Copy each line below without leaving any out.

Provided information
%%

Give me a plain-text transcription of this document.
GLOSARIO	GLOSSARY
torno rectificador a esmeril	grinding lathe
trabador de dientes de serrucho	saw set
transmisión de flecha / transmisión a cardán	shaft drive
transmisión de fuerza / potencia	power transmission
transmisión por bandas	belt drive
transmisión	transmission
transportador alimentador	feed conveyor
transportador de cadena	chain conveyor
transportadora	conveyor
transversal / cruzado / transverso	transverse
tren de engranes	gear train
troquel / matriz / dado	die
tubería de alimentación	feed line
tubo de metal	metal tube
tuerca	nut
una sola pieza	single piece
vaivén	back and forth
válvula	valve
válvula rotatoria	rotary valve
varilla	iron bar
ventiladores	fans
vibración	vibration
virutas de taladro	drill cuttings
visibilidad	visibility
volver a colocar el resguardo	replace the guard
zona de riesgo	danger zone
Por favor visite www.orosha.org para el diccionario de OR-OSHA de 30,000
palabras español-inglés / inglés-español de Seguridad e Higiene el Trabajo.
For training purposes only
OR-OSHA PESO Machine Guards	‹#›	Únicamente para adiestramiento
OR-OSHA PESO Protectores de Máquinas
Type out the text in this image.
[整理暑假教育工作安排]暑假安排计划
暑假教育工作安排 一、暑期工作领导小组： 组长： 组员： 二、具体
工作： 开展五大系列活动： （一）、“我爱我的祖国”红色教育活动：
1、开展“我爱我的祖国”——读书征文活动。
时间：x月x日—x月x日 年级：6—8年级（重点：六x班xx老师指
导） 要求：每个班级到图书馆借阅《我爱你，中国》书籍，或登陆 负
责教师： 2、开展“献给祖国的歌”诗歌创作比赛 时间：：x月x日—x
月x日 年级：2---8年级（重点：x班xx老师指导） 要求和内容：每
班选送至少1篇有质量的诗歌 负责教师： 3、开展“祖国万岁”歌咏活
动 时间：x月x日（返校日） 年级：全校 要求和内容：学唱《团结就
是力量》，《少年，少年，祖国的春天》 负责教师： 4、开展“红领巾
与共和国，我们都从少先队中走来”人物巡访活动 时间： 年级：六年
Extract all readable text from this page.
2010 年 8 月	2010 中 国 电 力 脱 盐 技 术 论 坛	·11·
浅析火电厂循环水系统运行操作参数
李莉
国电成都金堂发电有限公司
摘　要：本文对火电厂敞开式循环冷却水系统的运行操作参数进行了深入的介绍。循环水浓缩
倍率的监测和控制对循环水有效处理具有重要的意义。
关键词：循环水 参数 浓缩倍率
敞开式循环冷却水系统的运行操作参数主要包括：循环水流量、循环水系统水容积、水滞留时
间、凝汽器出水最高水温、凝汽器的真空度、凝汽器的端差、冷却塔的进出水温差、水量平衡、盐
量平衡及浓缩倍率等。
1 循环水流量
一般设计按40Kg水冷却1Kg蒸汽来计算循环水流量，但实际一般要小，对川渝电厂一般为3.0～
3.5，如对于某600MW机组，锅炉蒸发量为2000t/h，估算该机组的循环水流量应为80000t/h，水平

%%

Response for this exercise
Give me a plain-text transcription of this document.
GLOSARIO	GLOSSARY
torno rectificador a esmeril	grinding lathe
trabador de dientes de serrucho	saw set
transmisión de flecha / transmisión a cardán	shaft drive
transmisión de fuerza / potencia	power transmission
transmisión por bandas	belt drive
transmisión	transmission
transportador alimentador	feed conveyor
transportador de cadena	chain conveyor
transportadora	conveyor
transversal / cruzado / transverso	transverse
tren de engranes	gear train
troquel / matriz / dado	die
tubería de alimentación	feed line
tubo de metal	metal tube
tuerca	nut
una sola pieza	single piece
vaivén	back and forth
válvula	valve
válvula rotatoria	rotary valve
varilla	iron bar
ventiladores	fans
vibración	vibration
virutas de taladro	drill cuttings
visibilidad	visibility
volver a colocar el resguardo	replace the guard
zona de riesgo	danger zone
Por favor visite www.orosha.org para el diccionario de OR-OSHA de 30,000
palabras español-inglés / inglés-español de Seguridad e Higiene el Trabajo.
For training purposes only
OR-OSHA PESO Machine Guards	‹#›	Únicamente para adiestramiento
OR-OSHA PESO Protectores de Máquinas
Type out the text in this image.
[整理暑假教育工作安排]暑假安排计划
暑假教育工作安排 一、暑期工作领导小组： 组长： 组员： 二、具体
工作： 开展五大系列活动： （一）、“我爱我的祖国”红色教育活动：
1、开展“我爱我的祖国”——读书征文活动。
时间：x月x日—x月x日 年级：6—8年级（重点：六x班xx老师指
导） 要求：每个班级到图书馆借阅《我爱你，中国》书籍，或登陆 负
责教师： 2、开展“献给祖国的歌”诗歌创作比赛 时间：：x月x日—x
月x日 年级：2---8年级（重点：x班xx老师指导） 要求和内容：每
班选送至少1篇有质量的诗歌 负责教师： 3、开展“祖国万岁”歌咏活
动 时间：x月x日（返校日） 年级：全校 要求和内容：学唱《团结就
是力量》，《少年，少年，祖国的春天》 负责教师： 4、开展“红领巾
与共和国，我们都从少先队中走来”人物巡访活动 时间： 年级：六年
Extract all readable text from this page.
2010 年 8 月	2010 中 国 电 力 脱 盐 技 术 论 坛	·11·
浅析火电厂循环水系统运行操作参数
李莉
国电成都金堂发电有限公司
摘　要：本文对火电厂敞开式循环冷却水系统的运行操作参数进行了深入的介绍。循环水浓缩
倍率的监测和控制对循环水有效处理具有重要的意义。
关键词：循环水 参数 浓缩倍率
敞开式循环冷却水系统的运行操作参数主要包括：循环水流量、循环水系统水容积、水滞留时
间、凝汽器出水最高水温、凝汽器的真空度、凝汽器的端差、冷却塔的进出水温差、水量平衡、盐
量平衡及浓缩倍率等。
1 循环水流量
一般设计按40Kg水冷却1Kg蒸汽来计算循环水流量，但实际一般要小，对川渝电厂一般为3.0～
3.5，如对于某600MW机组，锅炉蒸发量为2000t/h，估算该机组的循环水流量应为80000t/h，水平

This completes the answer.